▶ _EXERCISE DESCRIPTION_
Say how many lines hold the string "source"; please write nothing but the number.

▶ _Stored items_

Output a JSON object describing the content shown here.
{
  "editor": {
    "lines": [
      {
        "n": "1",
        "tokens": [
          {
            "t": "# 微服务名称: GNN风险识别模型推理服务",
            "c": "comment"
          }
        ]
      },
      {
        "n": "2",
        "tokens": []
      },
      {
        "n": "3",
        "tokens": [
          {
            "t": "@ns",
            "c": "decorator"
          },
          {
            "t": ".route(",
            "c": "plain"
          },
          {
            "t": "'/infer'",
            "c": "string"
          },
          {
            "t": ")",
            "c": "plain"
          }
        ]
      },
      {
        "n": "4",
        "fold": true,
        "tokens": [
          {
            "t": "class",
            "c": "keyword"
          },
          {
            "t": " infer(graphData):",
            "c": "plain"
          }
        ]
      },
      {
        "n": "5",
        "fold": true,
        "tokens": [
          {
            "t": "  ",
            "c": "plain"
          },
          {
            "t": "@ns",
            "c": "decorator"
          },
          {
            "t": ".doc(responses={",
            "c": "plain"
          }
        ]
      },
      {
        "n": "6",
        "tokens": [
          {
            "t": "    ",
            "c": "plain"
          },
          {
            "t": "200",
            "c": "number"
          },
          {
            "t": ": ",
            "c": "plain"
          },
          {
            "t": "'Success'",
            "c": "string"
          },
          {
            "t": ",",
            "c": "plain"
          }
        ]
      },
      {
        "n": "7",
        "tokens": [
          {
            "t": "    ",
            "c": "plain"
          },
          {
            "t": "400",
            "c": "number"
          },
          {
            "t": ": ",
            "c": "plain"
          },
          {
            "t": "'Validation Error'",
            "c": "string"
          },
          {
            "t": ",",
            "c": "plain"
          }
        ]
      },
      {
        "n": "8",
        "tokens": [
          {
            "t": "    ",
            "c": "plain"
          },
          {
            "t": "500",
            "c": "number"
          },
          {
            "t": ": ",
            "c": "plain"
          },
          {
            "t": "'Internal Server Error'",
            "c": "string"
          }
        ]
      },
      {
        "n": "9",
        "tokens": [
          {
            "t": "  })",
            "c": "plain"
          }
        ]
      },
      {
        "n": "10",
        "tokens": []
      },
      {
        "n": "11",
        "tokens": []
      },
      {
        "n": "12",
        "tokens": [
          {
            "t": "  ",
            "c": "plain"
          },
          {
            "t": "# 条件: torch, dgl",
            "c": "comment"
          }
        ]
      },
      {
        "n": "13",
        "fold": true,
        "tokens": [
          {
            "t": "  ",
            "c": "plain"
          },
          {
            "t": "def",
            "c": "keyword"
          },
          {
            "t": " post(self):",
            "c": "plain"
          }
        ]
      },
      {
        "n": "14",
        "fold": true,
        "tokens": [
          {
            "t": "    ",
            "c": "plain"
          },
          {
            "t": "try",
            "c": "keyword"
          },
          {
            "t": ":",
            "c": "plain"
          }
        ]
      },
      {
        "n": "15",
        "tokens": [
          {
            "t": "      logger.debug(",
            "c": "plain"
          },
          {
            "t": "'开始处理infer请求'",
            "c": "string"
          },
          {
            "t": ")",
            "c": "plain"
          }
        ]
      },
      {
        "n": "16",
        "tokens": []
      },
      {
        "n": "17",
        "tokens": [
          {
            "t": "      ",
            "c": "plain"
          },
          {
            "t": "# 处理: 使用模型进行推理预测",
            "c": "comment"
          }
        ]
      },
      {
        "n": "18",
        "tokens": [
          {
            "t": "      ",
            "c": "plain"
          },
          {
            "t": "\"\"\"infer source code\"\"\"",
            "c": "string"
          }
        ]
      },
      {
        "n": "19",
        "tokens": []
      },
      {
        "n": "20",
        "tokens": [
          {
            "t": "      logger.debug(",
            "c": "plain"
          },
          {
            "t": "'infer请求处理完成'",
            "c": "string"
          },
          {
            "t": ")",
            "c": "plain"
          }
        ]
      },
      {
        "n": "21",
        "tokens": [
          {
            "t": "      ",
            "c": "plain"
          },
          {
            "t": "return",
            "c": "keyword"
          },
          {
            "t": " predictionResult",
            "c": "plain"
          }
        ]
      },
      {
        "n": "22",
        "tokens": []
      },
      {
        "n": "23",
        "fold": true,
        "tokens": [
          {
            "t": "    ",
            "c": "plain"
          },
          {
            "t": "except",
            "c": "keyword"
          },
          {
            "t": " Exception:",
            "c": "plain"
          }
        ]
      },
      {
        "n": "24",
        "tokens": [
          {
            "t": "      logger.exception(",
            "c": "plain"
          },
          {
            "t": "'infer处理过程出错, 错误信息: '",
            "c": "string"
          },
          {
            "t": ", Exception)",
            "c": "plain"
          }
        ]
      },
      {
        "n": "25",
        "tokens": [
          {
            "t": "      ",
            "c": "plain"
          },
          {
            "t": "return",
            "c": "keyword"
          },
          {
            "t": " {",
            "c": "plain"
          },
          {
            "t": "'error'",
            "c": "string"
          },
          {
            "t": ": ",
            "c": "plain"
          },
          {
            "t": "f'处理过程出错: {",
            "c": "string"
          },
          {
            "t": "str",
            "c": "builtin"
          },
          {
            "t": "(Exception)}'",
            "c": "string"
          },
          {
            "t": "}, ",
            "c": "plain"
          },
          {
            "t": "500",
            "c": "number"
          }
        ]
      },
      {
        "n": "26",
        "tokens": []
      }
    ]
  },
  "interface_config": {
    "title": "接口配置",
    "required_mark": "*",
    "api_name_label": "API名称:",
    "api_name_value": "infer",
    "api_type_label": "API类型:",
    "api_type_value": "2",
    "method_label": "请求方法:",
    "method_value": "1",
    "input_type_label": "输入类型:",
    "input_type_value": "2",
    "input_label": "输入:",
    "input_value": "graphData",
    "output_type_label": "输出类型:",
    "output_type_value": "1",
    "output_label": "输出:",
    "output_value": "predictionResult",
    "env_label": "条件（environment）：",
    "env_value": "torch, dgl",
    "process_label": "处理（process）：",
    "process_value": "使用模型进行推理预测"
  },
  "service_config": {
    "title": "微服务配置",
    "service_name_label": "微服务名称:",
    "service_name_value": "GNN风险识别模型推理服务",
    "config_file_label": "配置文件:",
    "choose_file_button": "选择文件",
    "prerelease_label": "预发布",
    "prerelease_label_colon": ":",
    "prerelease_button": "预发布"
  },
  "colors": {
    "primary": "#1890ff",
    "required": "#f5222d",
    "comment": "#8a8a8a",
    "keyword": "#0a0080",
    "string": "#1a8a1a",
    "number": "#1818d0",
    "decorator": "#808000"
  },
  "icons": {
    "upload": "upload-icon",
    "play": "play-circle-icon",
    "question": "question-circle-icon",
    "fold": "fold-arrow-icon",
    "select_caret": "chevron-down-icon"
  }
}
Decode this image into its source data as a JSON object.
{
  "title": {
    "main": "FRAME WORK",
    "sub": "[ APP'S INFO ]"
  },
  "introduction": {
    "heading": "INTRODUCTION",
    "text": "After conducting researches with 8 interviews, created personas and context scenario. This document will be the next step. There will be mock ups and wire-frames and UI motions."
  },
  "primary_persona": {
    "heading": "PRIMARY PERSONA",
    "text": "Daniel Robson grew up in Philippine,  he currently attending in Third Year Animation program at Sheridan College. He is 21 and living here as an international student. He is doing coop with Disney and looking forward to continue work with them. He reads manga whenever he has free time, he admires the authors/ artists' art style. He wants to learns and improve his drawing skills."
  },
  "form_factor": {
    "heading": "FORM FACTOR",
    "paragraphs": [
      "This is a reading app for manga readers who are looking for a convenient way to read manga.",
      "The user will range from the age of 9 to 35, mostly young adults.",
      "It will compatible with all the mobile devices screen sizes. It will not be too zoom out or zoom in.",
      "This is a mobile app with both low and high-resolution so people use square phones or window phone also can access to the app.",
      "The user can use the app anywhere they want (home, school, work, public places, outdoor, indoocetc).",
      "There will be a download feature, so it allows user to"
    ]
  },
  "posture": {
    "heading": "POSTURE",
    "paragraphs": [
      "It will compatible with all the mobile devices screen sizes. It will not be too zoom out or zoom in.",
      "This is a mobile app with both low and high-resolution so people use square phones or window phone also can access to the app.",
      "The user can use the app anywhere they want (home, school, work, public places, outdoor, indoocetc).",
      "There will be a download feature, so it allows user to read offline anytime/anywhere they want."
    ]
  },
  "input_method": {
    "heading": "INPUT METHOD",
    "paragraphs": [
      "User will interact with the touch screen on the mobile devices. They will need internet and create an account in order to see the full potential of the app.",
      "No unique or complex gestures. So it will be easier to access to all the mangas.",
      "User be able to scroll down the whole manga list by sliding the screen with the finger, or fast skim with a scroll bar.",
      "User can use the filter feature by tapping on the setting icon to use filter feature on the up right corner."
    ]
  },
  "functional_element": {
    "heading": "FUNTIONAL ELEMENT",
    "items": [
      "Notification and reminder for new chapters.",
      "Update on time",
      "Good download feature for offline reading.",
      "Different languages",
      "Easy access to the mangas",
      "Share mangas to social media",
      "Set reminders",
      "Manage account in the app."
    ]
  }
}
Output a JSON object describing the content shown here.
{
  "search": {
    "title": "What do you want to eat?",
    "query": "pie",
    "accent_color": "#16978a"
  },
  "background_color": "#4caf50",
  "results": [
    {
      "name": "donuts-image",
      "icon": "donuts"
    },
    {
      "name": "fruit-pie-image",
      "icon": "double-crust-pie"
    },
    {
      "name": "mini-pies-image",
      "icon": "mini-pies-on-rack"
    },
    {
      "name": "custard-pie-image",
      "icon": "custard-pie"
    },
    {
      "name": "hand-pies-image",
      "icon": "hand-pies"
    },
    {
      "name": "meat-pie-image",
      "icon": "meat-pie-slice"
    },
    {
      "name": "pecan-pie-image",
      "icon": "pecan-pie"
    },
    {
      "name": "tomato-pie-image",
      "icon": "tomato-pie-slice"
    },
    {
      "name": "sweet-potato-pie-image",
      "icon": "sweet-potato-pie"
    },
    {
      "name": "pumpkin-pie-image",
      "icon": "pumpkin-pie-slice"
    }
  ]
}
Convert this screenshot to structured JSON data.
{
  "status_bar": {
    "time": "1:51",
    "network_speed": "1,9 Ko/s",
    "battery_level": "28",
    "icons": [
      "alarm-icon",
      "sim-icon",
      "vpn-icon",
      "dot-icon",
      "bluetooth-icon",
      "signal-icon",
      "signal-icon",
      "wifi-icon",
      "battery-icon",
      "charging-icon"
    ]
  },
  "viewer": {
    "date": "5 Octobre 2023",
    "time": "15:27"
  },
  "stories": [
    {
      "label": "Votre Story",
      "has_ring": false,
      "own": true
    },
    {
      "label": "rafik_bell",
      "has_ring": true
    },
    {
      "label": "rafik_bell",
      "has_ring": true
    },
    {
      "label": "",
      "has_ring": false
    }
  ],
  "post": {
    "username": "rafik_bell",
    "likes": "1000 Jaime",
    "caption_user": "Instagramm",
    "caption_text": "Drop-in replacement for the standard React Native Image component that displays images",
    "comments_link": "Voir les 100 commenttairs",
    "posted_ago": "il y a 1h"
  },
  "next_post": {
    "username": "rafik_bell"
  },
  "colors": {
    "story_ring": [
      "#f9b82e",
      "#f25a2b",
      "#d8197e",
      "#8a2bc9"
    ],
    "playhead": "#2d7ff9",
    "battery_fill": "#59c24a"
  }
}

▶ _FINISHED EXERCISE_
2